→ **OBJECTIF 1**
Repérez dans les enregistrements ci-dessous chaque ligne qui contient la chaîne « letter » et recopiez-la, en tenant compte de la casse.

→ **EXTRAIT FOURNI**
►
À l’occasion de la sortie de son tout premier EP Abyssal, Snail nous fait découvrir son parcours rapide et atypique, brillant sous les auspices dynamisantes et chaotiques de la Mental et de la Tekno.
Un après-midi d’échanges vifs et passionnés suffit à peine pour rendre compte de l’énergie avec laquelle Louise, aka Snail, entretient son quotidien survolté. Véritable épicurienne dans l’âme, elle n’en reste pas moins l’une des DJ productrices les plus studieuses que j’ai pu rencontrer, et pour cause ! Si ses diverses activités peuvent sembler opposées au premier abord, elles dépeignent une ambivalence originale qui confirme bien une chose : il ne faut jamais s’empêcher de s’investir dans quelque chose qui nous plaît.
Voici ce que Louise me répondait à propos de sa carrière musicale, et cette phrase m’a marqué. Une phrase en apparence simple et efficace, elle me fait pourtant comprendre combien il est important de ne pas se laisser paralyser par l’hésitation. Il faut parfois savoir lâcher prise, ne pas se poser trop de questions à partir du moment où on avance quelque part. Les coups de tête peuvent nous mener à bien des expériences insoupçonnées. Elle-même commençait à s’intéresser au monde du DJing et de la production il y a plus d’un an et demi seulement, et grille les étapes avec les conseils éclairés de l’artiste Cantal Goyave, son ami et “senseï”. “On faisait des séances à 5h du mat où il m’expliquait des trucs. Je suis assez studieuse, du coup j’avais mon carnet et je prenais des notes pour pouvoir tout reproduire toute seule après.” Vous pourrez d’ailleurs retrouver plusieurs de leurs collaborations sur la page Soundcloud de Snail, à partir du lien en fin d’article.
◄
→ **DONNÉES DE L'EXERCICE**
►
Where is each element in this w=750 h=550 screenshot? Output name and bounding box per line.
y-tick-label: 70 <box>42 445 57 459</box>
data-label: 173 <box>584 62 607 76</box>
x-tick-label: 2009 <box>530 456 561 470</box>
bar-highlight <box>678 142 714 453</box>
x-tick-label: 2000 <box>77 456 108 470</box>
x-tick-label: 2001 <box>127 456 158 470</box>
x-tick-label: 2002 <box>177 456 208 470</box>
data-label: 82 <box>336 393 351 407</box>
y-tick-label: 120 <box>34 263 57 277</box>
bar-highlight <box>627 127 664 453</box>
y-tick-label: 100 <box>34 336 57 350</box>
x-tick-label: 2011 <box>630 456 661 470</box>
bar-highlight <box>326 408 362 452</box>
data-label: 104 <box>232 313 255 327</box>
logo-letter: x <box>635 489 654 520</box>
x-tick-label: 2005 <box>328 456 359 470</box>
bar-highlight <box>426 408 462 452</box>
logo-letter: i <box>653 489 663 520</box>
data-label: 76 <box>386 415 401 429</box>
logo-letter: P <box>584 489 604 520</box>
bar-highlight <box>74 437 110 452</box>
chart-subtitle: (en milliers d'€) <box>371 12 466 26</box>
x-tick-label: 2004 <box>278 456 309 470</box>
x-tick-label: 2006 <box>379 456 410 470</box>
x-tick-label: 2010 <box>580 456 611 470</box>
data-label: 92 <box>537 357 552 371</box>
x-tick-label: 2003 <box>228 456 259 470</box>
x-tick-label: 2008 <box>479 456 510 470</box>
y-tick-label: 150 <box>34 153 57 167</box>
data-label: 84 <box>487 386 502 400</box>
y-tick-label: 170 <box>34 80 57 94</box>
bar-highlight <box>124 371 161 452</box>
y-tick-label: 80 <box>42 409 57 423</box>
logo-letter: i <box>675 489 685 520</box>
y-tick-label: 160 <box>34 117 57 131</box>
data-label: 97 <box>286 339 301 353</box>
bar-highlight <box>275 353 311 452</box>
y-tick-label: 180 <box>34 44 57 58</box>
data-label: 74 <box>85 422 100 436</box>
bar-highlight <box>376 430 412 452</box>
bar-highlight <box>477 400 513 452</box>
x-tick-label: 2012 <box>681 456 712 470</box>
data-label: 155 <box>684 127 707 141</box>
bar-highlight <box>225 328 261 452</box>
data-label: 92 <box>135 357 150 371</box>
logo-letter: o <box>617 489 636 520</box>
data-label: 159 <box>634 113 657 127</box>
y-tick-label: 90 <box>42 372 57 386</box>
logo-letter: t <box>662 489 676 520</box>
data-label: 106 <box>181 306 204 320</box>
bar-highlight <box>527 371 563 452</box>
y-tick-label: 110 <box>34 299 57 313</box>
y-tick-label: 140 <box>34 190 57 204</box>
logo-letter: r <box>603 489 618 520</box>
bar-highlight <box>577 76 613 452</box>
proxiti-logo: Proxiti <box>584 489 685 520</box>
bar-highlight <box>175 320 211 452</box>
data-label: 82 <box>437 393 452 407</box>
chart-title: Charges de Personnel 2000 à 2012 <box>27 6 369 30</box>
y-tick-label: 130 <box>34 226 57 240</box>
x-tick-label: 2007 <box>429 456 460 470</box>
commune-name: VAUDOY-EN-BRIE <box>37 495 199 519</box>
◄
→ **OBJECTIF 2**
Restituez sans modification le passage de l'extrait fourni allant de « À l’occasion de » à « qui nous plaît. ».

→ **CORRIGÉ COMPLET 1**
logo-letter: x <box>635 489 654 520</box>
logo-letter: i <box>653 489 663 520</box>
logo-letter: P <box>584 489 604 520</box>
logo-letter: i <box>675 489 685 520</box>
logo-letter: o <box>617 489 636 520</box>
logo-letter: t <box>662 489 676 520</box>
logo-letter: r <box>603 489 618 520</box>

→ **CORRIGÉ COMPLET 2**
À l’occasion de la sortie de son tout premier EP Abyssal, Snail nous fait découvrir son parcours rapide et atypique, brillant sous les auspices dynamisantes et chaotiques de la Mental et de la Tekno.
Un après-midi d’échanges vifs et passionnés suffit à peine pour rendre compte de l’énergie avec laquelle Louise, aka Snail, entretient son quotidien survolté. Véritable épicurienne dans l’âme, elle n’en reste pas moins l’une des DJ productrices les plus studieuses que j’ai pu rencontrer, et pour cause ! Si ses diverses activités peuvent sembler opposées au premier abord, elles dépeignent une ambivalence originale qui confirme bien une chose : il ne faut jamais s’empêcher de s’investir dans quelque chose qui nous plaît.